Pick out each line in these entries that contains the string "Russia".

• Collection entries

===

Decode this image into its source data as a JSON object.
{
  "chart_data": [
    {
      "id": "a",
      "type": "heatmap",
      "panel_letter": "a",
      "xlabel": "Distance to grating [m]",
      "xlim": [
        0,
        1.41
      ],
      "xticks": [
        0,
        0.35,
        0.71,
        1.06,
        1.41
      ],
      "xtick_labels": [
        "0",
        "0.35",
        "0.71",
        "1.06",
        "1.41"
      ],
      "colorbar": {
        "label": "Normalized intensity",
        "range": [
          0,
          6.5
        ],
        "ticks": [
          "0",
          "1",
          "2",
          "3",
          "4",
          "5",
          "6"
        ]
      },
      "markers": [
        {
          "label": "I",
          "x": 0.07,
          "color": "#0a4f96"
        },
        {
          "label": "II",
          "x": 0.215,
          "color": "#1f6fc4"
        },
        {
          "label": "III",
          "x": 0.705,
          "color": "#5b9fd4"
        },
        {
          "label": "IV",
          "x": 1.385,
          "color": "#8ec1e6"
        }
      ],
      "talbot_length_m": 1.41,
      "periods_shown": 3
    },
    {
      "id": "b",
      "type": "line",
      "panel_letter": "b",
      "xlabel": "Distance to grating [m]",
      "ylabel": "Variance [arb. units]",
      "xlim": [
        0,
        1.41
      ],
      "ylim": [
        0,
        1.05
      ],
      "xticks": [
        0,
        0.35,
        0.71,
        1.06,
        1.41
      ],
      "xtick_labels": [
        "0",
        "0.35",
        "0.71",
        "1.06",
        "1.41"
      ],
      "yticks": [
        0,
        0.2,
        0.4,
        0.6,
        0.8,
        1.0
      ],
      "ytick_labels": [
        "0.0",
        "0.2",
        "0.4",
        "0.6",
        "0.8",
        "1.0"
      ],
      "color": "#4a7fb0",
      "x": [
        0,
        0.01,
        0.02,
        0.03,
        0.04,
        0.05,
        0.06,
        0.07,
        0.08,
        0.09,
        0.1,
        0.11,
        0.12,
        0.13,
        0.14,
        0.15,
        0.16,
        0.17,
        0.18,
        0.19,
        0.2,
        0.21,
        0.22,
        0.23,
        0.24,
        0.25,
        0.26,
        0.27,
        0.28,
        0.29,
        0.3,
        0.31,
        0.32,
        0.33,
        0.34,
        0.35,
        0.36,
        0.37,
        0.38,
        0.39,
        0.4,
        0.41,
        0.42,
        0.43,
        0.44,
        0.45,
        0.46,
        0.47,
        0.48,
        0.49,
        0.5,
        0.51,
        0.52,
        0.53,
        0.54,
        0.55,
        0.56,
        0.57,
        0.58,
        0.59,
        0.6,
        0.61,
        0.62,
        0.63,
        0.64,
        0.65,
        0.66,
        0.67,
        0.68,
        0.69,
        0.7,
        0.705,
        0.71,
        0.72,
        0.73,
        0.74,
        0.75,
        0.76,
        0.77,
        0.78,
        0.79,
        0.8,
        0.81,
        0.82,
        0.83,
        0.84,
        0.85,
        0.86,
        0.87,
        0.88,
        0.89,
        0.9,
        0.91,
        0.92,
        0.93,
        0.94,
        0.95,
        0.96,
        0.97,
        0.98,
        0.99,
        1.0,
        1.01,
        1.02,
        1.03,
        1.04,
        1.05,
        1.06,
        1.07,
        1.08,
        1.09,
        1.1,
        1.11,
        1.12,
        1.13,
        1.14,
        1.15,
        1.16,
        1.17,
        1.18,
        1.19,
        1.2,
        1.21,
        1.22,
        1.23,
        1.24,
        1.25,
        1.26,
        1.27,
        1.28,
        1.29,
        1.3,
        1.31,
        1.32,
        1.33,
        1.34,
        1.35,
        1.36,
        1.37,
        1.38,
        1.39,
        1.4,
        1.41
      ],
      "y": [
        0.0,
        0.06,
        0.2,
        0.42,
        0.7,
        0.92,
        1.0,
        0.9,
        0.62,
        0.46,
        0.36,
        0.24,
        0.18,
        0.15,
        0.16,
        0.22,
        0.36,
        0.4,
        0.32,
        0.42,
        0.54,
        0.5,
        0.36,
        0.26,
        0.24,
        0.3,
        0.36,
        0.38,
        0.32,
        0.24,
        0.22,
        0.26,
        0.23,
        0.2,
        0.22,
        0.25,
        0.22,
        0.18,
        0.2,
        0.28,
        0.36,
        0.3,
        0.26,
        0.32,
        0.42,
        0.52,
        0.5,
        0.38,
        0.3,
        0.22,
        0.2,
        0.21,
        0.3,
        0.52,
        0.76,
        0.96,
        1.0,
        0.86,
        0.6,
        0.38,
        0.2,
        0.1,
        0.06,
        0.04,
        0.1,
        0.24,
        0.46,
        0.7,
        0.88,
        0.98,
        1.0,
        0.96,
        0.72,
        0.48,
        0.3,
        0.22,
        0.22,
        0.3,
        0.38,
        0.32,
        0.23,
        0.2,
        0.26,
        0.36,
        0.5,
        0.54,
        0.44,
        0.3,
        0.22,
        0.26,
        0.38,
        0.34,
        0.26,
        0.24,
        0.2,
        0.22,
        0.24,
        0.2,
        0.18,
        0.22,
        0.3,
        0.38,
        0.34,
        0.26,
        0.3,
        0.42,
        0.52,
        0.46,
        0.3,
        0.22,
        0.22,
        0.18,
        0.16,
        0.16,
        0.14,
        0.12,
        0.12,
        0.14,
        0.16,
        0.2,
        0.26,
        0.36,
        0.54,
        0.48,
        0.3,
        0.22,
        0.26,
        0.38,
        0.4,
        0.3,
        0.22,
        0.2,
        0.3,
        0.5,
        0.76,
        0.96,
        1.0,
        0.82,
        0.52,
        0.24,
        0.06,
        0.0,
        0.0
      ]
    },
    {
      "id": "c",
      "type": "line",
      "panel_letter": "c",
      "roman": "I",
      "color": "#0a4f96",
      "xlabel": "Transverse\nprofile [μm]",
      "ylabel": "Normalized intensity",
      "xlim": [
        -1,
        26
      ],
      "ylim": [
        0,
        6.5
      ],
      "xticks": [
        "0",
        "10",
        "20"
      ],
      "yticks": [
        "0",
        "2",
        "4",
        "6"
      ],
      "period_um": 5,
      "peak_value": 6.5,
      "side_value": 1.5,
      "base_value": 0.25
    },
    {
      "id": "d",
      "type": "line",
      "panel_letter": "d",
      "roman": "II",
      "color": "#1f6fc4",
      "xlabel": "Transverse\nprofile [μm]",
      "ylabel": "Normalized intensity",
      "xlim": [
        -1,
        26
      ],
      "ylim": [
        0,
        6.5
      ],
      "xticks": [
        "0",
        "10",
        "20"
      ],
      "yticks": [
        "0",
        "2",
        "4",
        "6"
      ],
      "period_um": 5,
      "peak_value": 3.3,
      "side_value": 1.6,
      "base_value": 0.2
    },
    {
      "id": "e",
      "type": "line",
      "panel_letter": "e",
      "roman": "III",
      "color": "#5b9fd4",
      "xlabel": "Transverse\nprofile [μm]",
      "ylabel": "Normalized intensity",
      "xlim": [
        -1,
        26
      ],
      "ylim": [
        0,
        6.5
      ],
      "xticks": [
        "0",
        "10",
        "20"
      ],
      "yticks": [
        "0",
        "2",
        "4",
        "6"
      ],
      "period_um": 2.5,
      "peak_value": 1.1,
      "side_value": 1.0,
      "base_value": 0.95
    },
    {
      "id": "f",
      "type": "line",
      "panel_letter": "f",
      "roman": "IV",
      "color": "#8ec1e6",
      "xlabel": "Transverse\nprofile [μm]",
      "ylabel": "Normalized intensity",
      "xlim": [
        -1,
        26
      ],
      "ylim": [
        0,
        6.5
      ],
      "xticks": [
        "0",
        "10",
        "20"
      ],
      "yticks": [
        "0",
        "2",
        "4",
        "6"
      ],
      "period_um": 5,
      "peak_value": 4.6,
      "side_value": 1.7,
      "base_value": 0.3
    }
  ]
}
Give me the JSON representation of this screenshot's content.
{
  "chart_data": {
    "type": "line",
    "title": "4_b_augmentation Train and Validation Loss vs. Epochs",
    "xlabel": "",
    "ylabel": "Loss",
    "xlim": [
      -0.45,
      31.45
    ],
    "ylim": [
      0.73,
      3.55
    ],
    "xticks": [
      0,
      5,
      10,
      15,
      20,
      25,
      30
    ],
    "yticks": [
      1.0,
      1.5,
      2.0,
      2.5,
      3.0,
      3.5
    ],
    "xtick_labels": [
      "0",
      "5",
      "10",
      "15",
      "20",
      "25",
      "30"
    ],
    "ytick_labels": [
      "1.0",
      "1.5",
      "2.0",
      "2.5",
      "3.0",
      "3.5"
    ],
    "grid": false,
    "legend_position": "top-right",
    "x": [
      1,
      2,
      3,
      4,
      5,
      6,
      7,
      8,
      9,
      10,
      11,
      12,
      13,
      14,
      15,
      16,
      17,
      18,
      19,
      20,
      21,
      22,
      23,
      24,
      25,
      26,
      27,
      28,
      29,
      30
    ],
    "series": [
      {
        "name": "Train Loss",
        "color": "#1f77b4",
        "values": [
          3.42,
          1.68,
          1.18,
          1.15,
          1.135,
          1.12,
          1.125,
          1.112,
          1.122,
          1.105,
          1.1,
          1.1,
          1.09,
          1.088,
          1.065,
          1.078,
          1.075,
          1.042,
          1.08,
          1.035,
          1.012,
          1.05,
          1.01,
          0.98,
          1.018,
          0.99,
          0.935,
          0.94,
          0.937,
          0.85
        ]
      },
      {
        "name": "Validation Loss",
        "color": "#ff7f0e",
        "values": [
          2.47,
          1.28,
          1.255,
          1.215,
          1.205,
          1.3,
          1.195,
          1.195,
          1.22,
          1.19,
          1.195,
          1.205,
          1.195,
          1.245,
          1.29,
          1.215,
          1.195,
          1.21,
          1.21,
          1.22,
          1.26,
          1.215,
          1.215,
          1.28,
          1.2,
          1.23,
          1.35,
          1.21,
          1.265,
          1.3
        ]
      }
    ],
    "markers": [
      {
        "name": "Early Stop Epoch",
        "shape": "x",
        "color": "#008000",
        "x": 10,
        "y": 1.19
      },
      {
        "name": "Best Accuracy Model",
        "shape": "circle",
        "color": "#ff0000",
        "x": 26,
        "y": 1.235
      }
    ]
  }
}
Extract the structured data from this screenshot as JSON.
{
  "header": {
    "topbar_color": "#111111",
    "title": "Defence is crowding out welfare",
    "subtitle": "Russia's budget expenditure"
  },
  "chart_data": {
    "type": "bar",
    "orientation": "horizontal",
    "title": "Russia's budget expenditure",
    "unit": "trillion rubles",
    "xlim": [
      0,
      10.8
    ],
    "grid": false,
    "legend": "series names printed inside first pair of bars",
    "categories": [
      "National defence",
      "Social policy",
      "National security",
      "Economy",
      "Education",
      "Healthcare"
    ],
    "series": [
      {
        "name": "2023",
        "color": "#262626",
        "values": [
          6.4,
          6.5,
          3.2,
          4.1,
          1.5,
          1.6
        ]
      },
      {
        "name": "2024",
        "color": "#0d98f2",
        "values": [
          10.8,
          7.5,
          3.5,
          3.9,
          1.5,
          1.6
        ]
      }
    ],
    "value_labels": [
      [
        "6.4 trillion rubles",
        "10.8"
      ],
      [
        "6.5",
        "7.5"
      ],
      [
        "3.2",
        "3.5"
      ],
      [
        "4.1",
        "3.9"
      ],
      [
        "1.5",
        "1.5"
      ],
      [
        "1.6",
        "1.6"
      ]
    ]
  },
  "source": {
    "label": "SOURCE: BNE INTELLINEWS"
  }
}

===

• Task result
    "subtitle": "Russia's budget expenditure"
    "title": "Russia's budget expenditure",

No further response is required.